(Dataset rows)
☆ ☆ ☆ ☆ ☆ ☆ ☆

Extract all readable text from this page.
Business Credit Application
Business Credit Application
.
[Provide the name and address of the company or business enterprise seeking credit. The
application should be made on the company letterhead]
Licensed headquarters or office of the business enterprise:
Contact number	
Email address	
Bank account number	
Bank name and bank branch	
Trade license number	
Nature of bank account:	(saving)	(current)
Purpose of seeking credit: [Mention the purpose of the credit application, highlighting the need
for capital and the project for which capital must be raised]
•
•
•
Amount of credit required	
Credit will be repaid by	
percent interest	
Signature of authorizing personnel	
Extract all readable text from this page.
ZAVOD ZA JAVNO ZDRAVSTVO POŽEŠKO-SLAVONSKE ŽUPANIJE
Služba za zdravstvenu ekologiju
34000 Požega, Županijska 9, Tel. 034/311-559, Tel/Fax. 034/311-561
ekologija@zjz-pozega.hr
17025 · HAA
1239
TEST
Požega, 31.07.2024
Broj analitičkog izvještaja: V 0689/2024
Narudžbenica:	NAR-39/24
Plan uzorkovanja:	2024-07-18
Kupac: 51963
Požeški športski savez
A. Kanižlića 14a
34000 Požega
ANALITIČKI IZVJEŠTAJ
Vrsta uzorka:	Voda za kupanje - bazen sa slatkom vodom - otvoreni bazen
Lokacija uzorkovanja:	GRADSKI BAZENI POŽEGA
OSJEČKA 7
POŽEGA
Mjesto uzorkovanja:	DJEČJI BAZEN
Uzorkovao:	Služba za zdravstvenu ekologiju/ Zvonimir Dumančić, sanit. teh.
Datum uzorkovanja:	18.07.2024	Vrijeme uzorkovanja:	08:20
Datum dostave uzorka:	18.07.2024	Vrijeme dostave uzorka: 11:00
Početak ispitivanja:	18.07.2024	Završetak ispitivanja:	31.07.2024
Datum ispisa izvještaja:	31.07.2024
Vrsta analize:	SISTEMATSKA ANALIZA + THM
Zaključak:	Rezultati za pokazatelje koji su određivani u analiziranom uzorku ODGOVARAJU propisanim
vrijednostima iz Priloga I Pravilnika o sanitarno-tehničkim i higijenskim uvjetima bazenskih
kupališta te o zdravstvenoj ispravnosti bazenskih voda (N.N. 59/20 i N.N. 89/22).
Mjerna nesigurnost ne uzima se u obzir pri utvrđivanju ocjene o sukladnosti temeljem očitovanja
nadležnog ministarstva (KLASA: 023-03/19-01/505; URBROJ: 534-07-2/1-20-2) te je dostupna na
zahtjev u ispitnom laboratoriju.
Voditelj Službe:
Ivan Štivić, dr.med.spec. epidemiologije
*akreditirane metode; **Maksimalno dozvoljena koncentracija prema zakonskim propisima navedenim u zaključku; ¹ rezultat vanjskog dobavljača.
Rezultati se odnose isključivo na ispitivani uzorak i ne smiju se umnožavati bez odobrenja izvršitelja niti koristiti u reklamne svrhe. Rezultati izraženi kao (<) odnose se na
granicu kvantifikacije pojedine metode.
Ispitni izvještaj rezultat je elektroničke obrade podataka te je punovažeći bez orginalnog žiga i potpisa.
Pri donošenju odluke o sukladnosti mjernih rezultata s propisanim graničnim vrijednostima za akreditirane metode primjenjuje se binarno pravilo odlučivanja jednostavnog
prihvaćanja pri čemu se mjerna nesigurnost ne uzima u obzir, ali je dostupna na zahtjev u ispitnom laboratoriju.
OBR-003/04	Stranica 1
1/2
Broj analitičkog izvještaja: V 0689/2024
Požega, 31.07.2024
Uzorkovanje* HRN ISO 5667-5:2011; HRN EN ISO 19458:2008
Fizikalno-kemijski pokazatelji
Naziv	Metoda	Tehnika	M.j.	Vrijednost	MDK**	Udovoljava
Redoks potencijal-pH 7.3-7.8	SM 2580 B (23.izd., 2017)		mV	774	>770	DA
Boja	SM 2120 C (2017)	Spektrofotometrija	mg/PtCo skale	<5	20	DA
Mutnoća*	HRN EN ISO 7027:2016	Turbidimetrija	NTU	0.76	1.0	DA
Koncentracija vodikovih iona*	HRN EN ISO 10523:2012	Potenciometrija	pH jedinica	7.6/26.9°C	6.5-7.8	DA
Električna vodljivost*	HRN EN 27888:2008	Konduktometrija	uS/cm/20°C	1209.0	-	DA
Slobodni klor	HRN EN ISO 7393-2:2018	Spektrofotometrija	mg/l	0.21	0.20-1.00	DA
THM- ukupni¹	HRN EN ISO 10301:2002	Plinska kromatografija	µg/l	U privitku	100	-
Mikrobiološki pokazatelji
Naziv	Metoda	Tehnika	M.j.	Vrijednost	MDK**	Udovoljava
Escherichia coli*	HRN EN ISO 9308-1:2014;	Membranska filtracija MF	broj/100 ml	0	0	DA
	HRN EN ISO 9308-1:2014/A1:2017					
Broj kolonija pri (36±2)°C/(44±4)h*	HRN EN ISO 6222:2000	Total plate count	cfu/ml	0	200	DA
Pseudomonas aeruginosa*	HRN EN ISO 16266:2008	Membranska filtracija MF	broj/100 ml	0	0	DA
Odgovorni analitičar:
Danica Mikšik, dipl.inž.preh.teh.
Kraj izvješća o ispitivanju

☆ ☆ ☆ ☆ ☆ ☆ ☆

## WHAT THE TASK REQUIRES
Write each line above out exactly.

## TASK RESULT
Extract all readable text from this page.
Business Credit Application
Business Credit Application
.
[Provide the name and address of the company or business enterprise seeking credit. The
application should be made on the company letterhead]
Licensed headquarters or office of the business enterprise:
Contact number	
Email address	
Bank account number	
Bank name and bank branch	
Trade license number	
Nature of bank account:	(saving)	(current)
Purpose of seeking credit: [Mention the purpose of the credit application, highlighting the need
for capital and the project for which capital must be raised]
•
•
•
Amount of credit required	
Credit will be repaid by	
percent interest	
Signature of authorizing personnel	
Extract all readable text from this page.
ZAVOD ZA JAVNO ZDRAVSTVO POŽEŠKO-SLAVONSKE ŽUPANIJE
Služba za zdravstvenu ekologiju
34000 Požega, Županijska 9, Tel. 034/311-559, Tel/Fax. 034/311-561
ekologija@zjz-pozega.hr
17025 · HAA
1239
TEST
Požega, 31.07.2024
Broj analitičkog izvještaja: V 0689/2024
Narudžbenica:	NAR-39/24
Plan uzorkovanja:	2024-07-18
Kupac: 51963
Požeški športski savez
A. Kanižlića 14a
34000 Požega
ANALITIČKI IZVJEŠTAJ
Vrsta uzorka:	Voda za kupanje - bazen sa slatkom vodom - otvoreni bazen
Lokacija uzorkovanja:	GRADSKI BAZENI POŽEGA
OSJEČKA 7
POŽEGA
Mjesto uzorkovanja:	DJEČJI BAZEN
Uzorkovao:	Služba za zdravstvenu ekologiju/ Zvonimir Dumančić, sanit. teh.
Datum uzorkovanja:	18.07.2024	Vrijeme uzorkovanja:	08:20
Datum dostave uzorka:	18.07.2024	Vrijeme dostave uzorka: 11:00
Početak ispitivanja:	18.07.2024	Završetak ispitivanja:	31.07.2024
Datum ispisa izvještaja:	31.07.2024
Vrsta analize:	SISTEMATSKA ANALIZA + THM
Zaključak:	Rezultati za pokazatelje koji su određivani u analiziranom uzorku ODGOVARAJU propisanim
vrijednostima iz Priloga I Pravilnika o sanitarno-tehničkim i higijenskim uvjetima bazenskih
kupališta te o zdravstvenoj ispravnosti bazenskih voda (N.N. 59/20 i N.N. 89/22).
Mjerna nesigurnost ne uzima se u obzir pri utvrđivanju ocjene o sukladnosti temeljem očitovanja
nadležnog ministarstva (KLASA: 023-03/19-01/505; URBROJ: 534-07-2/1-20-2) te je dostupna na
zahtjev u ispitnom laboratoriju.
Voditelj Službe:
Ivan Štivić, dr.med.spec. epidemiologije
*akreditirane metode; **Maksimalno dozvoljena koncentracija prema zakonskim propisima navedenim u zaključku; ¹ rezultat vanjskog dobavljača.
Rezultati se odnose isključivo na ispitivani uzorak i ne smiju se umnožavati bez odobrenja izvršitelja niti koristiti u reklamne svrhe. Rezultati izraženi kao (<) odnose se na
granicu kvantifikacije pojedine metode.
Ispitni izvještaj rezultat je elektroničke obrade podataka te je punovažeći bez orginalnog žiga i potpisa.
Pri donošenju odluke o sukladnosti mjernih rezultata s propisanim graničnim vrijednostima za akreditirane metode primjenjuje se binarno pravilo odlučivanja jednostavnog
prihvaćanja pri čemu se mjerna nesigurnost ne uzima u obzir, ali je dostupna na zahtjev u ispitnom laboratoriju.
OBR-003/04	Stranica 1
1/2
Broj analitičkog izvještaja: V 0689/2024
Požega, 31.07.2024
Uzorkovanje* HRN ISO 5667-5:2011; HRN EN ISO 19458:2008
Fizikalno-kemijski pokazatelji
Naziv	Metoda	Tehnika	M.j.	Vrijednost	MDK**	Udovoljava
Redoks potencijal-pH 7.3-7.8	SM 2580 B (23.izd., 2017)		mV	774	>770	DA
Boja	SM 2120 C (2017)	Spektrofotometrija	mg/PtCo skale	<5	20	DA
Mutnoća*	HRN EN ISO 7027:2016	Turbidimetrija	NTU	0.76	1.0	DA
Koncentracija vodikovih iona*	HRN EN ISO 10523:2012	Potenciometrija	pH jedinica	7.6/26.9°C	6.5-7.8	DA
Električna vodljivost*	HRN EN 27888:2008	Konduktometrija	uS/cm/20°C	1209.0	-	DA
Slobodni klor	HRN EN ISO 7393-2:2018	Spektrofotometrija	mg/l	0.21	0.20-1.00	DA
THM- ukupni¹	HRN EN ISO 10301:2002	Plinska kromatografija	µg/l	U privitku	100	-
Mikrobiološki pokazatelji
Naziv	Metoda	Tehnika	M.j.	Vrijednost	MDK**	Udovoljava
Escherichia coli*	HRN EN ISO 9308-1:2014;	Membranska filtracija MF	broj/100 ml	0	0	DA
	HRN EN ISO 9308-1:2014/A1:2017					
Broj kolonija pri (36±2)°C/(44±4)h*	HRN EN ISO 6222:2000	Total plate count	cfu/ml	0	200	DA
Pseudomonas aeruginosa*	HRN EN ISO 16266:2008	Membranska filtracija MF	broj/100 ml	0	0	DA
Odgovorni analitičar:
Danica Mikšik, dipl.inž.preh.teh.
Kraj izvješća o ispitivanju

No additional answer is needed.